-- BEGIN Data extract --

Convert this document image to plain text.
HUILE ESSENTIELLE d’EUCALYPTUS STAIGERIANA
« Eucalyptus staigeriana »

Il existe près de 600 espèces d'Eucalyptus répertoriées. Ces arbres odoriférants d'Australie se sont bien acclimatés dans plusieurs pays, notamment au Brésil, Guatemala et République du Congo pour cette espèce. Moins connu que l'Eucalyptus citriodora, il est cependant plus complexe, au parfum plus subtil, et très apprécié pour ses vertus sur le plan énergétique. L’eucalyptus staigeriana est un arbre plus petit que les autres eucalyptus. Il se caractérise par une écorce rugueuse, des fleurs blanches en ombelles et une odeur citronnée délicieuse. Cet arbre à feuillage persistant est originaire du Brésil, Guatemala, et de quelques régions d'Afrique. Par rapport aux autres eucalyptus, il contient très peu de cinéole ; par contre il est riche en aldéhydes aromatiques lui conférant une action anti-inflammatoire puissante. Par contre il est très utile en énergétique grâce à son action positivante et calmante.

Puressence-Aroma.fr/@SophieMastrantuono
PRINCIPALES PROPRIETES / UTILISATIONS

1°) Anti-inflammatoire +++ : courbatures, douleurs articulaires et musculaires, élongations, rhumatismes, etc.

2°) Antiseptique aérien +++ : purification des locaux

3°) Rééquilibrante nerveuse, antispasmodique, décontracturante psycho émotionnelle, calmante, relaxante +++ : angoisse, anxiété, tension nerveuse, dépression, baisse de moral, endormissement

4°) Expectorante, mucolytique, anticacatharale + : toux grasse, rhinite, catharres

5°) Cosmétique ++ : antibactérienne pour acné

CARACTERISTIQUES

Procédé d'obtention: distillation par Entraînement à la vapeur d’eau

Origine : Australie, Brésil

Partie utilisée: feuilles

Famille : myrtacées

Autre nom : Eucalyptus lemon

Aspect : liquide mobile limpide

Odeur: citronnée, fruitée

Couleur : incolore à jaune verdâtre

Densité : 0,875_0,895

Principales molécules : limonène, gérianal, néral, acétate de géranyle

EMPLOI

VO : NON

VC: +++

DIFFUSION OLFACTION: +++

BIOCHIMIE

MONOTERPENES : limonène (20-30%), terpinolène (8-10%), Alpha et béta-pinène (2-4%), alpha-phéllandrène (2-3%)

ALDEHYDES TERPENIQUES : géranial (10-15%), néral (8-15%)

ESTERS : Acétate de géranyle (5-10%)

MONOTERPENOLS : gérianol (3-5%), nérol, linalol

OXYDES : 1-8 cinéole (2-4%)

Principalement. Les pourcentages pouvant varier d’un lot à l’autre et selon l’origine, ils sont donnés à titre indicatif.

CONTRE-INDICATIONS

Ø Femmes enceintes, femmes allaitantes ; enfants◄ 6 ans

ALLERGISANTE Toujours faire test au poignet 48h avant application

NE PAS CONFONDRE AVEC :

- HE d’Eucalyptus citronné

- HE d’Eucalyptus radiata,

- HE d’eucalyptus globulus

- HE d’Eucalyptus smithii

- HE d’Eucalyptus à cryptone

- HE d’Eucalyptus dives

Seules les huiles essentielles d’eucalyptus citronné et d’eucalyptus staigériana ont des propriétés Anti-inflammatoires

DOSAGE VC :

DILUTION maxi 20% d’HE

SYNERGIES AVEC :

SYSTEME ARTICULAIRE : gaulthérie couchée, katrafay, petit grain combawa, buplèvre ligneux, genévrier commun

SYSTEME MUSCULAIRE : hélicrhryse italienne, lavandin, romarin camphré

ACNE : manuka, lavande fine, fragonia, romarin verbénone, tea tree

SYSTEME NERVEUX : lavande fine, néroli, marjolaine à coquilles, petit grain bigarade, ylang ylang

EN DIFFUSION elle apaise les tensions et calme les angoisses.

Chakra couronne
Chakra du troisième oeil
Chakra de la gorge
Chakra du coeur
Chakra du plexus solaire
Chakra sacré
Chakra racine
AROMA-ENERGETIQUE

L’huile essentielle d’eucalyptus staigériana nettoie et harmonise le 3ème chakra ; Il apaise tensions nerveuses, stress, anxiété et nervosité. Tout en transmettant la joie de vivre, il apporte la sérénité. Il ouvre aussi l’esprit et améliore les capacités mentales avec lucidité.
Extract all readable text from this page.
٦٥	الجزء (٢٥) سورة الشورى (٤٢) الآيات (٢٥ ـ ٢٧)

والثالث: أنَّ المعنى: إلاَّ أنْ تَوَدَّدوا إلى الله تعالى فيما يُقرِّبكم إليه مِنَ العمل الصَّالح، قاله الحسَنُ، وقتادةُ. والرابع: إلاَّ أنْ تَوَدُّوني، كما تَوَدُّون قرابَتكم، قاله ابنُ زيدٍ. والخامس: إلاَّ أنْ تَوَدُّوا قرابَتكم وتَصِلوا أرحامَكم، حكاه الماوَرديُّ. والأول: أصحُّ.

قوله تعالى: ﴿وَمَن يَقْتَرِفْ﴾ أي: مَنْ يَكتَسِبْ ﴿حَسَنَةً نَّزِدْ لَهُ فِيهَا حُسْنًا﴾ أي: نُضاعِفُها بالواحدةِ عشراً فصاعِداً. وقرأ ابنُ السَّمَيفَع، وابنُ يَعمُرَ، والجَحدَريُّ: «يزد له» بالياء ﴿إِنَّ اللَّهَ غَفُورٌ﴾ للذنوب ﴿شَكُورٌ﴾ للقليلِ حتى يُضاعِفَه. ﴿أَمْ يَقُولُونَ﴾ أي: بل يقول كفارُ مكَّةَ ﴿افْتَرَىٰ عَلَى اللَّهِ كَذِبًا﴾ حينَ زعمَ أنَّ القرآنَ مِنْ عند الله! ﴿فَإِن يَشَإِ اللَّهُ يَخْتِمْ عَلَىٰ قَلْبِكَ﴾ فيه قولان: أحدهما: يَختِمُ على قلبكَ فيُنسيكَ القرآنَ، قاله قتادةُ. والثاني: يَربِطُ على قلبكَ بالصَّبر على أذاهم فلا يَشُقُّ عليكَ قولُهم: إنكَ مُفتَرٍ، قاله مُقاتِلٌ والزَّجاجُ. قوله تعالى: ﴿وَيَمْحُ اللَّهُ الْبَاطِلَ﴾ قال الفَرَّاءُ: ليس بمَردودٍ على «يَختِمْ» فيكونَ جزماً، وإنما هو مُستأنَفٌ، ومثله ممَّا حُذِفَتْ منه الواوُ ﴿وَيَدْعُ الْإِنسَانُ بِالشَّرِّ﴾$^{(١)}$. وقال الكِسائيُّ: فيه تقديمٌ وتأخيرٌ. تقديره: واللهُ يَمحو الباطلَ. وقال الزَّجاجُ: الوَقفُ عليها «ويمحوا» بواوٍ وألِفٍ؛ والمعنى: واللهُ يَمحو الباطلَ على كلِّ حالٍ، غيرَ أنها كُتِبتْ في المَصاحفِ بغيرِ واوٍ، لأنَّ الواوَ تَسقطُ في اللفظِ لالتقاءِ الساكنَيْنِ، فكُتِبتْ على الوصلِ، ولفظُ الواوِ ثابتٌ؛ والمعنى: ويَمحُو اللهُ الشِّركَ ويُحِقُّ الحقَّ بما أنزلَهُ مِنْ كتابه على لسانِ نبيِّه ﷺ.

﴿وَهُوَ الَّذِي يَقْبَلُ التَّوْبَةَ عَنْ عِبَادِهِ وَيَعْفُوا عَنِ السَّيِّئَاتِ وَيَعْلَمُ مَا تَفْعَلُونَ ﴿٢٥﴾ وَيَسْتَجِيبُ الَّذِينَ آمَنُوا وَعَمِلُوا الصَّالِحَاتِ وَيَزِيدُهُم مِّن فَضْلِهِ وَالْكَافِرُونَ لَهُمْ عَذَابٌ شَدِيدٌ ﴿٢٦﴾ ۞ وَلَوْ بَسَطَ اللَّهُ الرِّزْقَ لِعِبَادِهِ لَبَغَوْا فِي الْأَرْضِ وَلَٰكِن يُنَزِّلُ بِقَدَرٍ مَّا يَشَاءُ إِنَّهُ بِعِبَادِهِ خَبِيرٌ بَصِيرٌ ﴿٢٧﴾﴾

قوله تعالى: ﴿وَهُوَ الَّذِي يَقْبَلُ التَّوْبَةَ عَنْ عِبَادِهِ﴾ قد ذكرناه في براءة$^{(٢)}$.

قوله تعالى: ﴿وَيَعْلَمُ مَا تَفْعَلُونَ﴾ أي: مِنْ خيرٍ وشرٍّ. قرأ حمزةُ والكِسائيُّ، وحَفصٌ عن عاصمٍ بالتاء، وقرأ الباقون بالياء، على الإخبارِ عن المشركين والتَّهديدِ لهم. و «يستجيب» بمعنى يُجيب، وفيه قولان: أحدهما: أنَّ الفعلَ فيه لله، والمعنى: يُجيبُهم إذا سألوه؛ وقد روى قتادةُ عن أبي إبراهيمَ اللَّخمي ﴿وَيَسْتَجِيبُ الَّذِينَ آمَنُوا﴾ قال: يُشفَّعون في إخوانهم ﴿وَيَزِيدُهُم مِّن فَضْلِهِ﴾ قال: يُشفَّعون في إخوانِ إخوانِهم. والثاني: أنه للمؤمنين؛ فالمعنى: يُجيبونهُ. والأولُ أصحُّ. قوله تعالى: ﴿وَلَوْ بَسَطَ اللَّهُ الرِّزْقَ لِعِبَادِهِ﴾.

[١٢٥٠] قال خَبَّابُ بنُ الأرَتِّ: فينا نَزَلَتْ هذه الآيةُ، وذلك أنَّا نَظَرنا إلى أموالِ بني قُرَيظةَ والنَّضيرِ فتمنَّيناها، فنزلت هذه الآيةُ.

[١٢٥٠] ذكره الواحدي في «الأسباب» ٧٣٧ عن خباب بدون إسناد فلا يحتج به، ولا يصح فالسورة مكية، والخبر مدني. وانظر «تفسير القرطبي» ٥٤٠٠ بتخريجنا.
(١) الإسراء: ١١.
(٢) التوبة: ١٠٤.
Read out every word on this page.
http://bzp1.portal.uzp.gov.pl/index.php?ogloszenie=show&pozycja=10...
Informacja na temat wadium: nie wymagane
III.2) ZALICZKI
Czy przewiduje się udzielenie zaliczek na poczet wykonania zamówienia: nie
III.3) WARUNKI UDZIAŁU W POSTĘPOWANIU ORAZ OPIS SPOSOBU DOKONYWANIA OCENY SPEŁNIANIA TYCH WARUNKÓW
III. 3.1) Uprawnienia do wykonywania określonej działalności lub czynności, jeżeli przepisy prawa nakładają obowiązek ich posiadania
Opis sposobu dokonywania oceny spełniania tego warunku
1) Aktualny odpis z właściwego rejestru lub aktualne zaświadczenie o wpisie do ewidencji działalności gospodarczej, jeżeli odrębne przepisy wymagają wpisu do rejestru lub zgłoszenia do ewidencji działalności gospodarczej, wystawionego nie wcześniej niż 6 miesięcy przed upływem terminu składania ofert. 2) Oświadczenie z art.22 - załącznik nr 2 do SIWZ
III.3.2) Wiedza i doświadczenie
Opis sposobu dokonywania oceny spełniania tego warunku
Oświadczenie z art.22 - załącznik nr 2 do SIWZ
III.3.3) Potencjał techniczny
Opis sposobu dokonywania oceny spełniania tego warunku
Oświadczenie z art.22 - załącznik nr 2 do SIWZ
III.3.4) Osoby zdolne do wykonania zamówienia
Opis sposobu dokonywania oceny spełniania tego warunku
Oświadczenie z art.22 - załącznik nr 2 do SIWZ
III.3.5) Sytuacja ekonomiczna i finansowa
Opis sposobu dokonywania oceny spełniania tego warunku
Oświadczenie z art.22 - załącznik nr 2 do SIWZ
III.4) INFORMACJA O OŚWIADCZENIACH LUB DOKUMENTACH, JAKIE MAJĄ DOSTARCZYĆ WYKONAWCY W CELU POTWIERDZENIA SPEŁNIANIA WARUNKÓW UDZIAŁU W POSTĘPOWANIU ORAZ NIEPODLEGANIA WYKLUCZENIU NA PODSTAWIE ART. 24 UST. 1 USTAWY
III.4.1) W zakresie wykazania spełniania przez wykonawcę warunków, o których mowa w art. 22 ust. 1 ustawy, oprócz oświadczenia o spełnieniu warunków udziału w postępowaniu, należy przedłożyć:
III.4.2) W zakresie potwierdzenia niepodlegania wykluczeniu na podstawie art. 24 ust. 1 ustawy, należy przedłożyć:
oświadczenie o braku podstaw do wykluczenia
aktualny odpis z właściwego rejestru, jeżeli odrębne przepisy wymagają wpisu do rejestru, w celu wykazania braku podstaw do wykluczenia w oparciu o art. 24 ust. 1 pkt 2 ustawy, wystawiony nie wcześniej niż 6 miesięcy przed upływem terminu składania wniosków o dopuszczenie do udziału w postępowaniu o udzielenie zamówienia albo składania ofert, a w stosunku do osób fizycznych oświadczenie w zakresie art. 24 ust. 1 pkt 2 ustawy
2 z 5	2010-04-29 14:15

-- END Data extract --

[Given request] Write down only how many lines in the listing contain the word "romarin".

[Answer below] 2